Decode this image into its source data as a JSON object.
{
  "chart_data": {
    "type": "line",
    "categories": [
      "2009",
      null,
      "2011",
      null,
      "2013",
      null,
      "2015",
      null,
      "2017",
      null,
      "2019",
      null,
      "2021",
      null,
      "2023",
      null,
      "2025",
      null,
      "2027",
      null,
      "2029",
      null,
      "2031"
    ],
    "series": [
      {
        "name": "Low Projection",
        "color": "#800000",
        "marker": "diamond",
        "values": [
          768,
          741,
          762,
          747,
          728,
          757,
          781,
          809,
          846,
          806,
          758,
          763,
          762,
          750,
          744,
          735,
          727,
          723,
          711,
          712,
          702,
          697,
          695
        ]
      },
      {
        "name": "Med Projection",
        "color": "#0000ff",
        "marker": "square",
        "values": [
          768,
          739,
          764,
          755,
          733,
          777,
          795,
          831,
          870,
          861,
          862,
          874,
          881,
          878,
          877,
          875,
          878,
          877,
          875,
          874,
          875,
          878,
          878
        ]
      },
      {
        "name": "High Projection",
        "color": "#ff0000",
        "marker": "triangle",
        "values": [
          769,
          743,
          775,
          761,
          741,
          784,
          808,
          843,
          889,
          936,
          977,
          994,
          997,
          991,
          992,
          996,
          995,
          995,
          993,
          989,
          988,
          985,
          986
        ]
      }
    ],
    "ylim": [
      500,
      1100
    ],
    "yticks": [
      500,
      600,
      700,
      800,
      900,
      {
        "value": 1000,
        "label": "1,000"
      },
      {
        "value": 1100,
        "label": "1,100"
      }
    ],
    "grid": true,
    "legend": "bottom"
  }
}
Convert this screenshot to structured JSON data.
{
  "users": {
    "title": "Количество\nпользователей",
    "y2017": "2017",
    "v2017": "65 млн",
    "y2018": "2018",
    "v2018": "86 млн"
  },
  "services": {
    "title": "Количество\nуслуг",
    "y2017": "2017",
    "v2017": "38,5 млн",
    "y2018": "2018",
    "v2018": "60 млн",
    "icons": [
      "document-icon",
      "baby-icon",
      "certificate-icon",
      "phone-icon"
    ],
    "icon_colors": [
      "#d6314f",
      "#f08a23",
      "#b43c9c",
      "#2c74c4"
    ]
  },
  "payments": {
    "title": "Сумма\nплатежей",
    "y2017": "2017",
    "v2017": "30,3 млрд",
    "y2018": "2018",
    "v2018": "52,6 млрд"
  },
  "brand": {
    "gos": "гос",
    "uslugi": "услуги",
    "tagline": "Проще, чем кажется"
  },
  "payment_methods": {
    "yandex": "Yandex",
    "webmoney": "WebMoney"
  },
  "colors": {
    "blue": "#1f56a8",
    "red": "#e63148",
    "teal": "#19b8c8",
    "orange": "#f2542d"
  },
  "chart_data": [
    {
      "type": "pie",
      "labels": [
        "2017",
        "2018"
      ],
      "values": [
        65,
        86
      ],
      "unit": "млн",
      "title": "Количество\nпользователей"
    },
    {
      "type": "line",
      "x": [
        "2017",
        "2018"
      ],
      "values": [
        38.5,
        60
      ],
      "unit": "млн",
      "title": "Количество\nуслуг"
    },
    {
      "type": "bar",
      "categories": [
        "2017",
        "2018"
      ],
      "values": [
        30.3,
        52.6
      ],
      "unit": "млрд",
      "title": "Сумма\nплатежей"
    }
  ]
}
- - - -
Transcribe every entry verbatim.

Correct result:
Decode this image into its source data as a JSON object.
{
  "chart_data": {
    "type": "line",
    "categories": [
      "2009",
      null,
      "2011",
      null,
      "2013",
      null,
      "2015",
      null,
      "2017",
      null,
      "2019",
      null,
      "2021",
      null,
      "2023",
      null,
      "2025",
      null,
      "2027",
      null,
      "2029",
      null,
      "2031"
    ],
    "series": [
      {
        "name": "Low Projection",
        "color": "#800000",
        "marker": "diamond",
        "values": [
          768,
          741,
          762,
          747,
          728,
          757,
          781,
          809,
          846,
          806,
          758,
          763,
          762,
          750,
          744,
          735,
          727,
          723,
          711,
          712,
          702,
          697,
          695
        ]
      },
      {
        "name": "Med Projection",
        "color": "#0000ff",
        "marker": "square",
        "values": [
          768,
          739,
          764,
          755,
          733,
          777,
          795,
          831,
          870,
          861,
          862,
          874,
          881,
          878,
          877,
          875,
          878,
          877,
          875,
          874,
          875,
          878,
          878
        ]
      },
      {
        "name": "High Projection",
        "color": "#ff0000",
        "marker": "triangle",
        "values": [
          769,
          743,
          775,
          761,
          741,
          784,
          808,
          843,
          889,
          936,
          977,
          994,
          997,
          991,
          992,
          996,
          995,
          995,
          993,
          989,
          988,
          985,
          986
        ]
      }
    ],
    "ylim": [
      500,
      1100
    ],
    "yticks": [
      500,
      600,
      700,
      800,
      900,
      {
        "value": 1000,
        "label": "1,000"
      },
      {
        "value": 1100,
        "label": "1,100"
      }
    ],
    "grid": true,
    "legend": "bottom"
  }
}
Convert this screenshot to structured JSON data.
{
  "users": {
    "title": "Количество\nпользователей",
    "y2017": "2017",
    "v2017": "65 млн",
    "y2018": "2018",
    "v2018": "86 млн"
  },
  "services": {
    "title": "Количество\nуслуг",
    "y2017": "2017",
    "v2017": "38,5 млн",
    "y2018": "2018",
    "v2018": "60 млн",
    "icons": [
      "document-icon",
      "baby-icon",
      "certificate-icon",
      "phone-icon"
    ],
    "icon_colors": [
      "#d6314f",
      "#f08a23",
      "#b43c9c",
      "#2c74c4"
    ]
  },
  "payments": {
    "title": "Сумма\nплатежей",
    "y2017": "2017",
    "v2017": "30,3 млрд",
    "y2018": "2018",
    "v2018": "52,6 млрд"
  },
  "brand": {
    "gos": "гос",
    "uslugi": "услуги",
    "tagline": "Проще, чем кажется"
  },
  "payment_methods": {
    "yandex": "Yandex",
    "webmoney": "WebMoney"
  },
  "colors": {
    "blue": "#1f56a8",
    "red": "#e63148",
    "teal": "#19b8c8",
    "orange": "#f2542d"
  },
  "chart_data": [
    {
      "type": "pie",
      "labels": [
        "2017",
        "2018"
      ],
      "values": [
        65,
        86
      ],
      "unit": "млн",
      "title": "Количество\nпользователей"
    },
    {
      "type": "line",
      "x": [
        "2017",
        "2018"
      ],
      "values": [
        38.5,
        60
      ],
      "unit": "млн",
      "title": "Количество\nуслуг"
    },
    {
      "type": "bar",
      "categories": [
        "2017",
        "2018"
      ],
      "values": [
        30.3,
        52.6
      ],
      "unit": "млрд",
      "title": "Сумма\nплатежей"
    }
  ]
}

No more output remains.